## begin

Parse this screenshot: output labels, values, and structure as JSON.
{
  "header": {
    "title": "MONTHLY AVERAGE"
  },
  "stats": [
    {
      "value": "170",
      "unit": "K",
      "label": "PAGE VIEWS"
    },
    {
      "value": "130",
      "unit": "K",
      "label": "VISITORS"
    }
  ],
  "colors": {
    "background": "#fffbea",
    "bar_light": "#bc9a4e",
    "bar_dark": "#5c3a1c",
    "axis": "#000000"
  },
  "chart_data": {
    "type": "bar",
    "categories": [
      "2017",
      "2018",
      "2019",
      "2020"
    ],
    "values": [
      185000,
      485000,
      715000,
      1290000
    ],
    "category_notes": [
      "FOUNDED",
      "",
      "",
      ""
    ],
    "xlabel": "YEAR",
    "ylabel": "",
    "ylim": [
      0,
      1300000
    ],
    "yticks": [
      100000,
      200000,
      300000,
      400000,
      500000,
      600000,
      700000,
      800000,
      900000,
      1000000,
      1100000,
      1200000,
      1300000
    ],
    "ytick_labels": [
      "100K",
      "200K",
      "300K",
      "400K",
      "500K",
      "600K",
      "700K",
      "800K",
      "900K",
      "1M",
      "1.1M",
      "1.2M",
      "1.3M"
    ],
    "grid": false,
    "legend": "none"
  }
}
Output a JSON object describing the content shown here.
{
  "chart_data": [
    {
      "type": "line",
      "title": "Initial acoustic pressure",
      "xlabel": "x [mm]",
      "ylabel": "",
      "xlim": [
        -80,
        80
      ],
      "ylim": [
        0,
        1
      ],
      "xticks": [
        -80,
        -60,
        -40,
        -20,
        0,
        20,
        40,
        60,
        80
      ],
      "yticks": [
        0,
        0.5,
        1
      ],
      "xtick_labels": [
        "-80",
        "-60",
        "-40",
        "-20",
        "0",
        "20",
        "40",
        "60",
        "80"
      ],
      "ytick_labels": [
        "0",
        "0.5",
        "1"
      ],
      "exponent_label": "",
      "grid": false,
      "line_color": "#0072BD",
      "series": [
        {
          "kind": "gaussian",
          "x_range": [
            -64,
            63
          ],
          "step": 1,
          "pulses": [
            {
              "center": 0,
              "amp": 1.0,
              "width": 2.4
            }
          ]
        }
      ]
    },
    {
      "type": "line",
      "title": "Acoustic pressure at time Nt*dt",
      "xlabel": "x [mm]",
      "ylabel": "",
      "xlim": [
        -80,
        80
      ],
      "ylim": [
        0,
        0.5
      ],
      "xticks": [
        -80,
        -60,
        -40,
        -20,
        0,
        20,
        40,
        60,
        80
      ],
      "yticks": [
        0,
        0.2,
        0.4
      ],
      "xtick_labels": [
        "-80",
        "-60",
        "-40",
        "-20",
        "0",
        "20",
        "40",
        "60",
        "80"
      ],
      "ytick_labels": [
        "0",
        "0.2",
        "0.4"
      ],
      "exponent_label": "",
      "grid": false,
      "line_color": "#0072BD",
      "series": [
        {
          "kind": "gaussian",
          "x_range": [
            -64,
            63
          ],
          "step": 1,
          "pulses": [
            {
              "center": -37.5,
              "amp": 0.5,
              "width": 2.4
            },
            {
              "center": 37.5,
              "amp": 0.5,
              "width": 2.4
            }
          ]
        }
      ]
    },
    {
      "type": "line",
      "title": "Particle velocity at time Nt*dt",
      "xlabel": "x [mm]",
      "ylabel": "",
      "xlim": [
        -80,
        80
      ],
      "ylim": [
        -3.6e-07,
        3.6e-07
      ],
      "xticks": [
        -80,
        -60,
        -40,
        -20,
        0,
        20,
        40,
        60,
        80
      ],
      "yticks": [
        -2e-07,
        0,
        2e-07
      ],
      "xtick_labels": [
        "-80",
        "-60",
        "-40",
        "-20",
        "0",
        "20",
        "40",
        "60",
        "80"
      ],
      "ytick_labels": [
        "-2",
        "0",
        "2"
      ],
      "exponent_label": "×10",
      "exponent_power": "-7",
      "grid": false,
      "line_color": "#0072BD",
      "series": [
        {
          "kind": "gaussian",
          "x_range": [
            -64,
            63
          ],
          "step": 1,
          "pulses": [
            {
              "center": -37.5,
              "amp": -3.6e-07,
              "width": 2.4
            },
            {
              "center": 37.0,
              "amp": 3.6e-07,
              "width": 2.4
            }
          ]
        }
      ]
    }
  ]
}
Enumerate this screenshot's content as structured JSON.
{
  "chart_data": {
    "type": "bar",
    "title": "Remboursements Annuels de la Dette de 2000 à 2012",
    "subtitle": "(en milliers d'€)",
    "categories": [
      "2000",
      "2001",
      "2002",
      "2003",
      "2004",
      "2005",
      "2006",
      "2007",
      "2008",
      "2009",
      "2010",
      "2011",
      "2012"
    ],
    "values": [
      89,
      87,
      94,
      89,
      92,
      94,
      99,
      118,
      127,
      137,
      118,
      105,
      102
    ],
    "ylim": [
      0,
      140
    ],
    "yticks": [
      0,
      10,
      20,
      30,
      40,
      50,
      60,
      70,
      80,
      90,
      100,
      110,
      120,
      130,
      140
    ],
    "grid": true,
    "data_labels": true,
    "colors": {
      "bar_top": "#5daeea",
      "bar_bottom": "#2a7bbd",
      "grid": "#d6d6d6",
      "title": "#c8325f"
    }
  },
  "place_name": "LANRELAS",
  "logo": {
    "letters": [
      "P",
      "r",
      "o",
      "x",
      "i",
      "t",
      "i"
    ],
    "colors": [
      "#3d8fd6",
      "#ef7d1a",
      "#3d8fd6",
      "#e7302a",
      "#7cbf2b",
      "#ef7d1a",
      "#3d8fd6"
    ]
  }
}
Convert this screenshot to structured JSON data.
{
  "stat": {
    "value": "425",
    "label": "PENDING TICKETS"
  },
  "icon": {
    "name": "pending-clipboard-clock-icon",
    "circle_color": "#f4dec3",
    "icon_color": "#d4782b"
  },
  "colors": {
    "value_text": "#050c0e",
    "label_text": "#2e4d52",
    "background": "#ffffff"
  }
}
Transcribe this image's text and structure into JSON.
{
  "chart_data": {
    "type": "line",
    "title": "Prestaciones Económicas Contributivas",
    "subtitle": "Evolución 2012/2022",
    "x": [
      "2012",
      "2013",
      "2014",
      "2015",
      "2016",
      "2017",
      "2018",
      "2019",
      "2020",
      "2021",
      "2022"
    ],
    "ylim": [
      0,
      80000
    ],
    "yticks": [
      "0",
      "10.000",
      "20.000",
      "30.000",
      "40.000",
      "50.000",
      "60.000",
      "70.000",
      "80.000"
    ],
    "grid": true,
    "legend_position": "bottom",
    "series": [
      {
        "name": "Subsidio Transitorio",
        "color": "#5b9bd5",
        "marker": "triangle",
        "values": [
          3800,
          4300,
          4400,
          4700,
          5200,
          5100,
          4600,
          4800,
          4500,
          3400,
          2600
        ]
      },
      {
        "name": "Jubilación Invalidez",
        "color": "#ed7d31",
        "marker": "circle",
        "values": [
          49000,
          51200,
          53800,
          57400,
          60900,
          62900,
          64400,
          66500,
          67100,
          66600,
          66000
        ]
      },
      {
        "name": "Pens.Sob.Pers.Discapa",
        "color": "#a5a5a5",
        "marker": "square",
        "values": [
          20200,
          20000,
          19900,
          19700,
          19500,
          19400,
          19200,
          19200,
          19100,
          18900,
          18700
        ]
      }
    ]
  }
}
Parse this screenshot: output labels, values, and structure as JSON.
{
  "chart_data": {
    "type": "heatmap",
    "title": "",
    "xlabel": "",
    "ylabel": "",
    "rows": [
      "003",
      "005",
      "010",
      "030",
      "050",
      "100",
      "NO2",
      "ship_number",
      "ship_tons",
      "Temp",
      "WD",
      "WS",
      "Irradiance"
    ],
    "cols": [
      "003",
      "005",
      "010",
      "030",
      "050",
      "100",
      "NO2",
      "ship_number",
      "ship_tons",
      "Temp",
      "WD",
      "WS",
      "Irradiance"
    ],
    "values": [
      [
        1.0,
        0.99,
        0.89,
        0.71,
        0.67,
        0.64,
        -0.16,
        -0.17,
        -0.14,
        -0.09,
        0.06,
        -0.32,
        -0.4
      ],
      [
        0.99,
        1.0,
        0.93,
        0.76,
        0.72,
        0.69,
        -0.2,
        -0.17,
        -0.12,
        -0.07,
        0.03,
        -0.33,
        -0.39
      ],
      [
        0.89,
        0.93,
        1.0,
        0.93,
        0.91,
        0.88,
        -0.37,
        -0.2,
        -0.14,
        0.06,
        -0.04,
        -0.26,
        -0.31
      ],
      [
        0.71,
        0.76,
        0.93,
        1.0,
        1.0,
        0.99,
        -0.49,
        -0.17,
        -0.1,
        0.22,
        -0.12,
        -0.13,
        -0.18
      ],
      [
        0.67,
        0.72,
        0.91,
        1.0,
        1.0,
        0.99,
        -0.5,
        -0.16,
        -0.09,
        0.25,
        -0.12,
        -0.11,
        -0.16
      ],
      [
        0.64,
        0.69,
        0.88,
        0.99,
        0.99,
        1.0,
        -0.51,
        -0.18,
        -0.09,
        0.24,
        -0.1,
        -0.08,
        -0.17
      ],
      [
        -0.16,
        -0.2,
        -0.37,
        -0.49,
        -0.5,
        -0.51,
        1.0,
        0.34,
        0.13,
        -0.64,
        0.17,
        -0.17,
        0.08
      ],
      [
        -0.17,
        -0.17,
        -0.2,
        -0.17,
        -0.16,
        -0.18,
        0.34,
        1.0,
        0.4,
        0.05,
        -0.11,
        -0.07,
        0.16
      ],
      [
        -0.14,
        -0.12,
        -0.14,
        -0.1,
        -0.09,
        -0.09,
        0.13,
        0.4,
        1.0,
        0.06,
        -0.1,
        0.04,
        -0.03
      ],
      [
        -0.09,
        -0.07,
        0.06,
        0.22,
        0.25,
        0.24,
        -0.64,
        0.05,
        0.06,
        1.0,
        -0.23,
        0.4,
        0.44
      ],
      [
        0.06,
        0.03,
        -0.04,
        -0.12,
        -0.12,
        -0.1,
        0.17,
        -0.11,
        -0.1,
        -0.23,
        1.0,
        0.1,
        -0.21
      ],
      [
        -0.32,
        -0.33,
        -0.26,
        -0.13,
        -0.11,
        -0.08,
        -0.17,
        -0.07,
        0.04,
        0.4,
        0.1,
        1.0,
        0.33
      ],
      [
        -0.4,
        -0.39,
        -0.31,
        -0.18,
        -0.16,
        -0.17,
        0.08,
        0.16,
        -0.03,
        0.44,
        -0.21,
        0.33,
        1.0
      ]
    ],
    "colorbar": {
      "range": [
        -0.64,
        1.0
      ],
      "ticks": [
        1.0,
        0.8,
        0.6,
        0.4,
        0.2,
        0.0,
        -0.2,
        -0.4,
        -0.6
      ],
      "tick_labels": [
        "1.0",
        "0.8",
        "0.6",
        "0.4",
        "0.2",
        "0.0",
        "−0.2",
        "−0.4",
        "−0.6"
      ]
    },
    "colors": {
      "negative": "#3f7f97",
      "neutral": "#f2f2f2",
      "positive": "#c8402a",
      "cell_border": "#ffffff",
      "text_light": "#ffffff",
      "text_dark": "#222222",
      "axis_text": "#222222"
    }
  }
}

## end

Your instructions:
From the material, report only how many lines include the word "marker".

Solution to this exercise:
3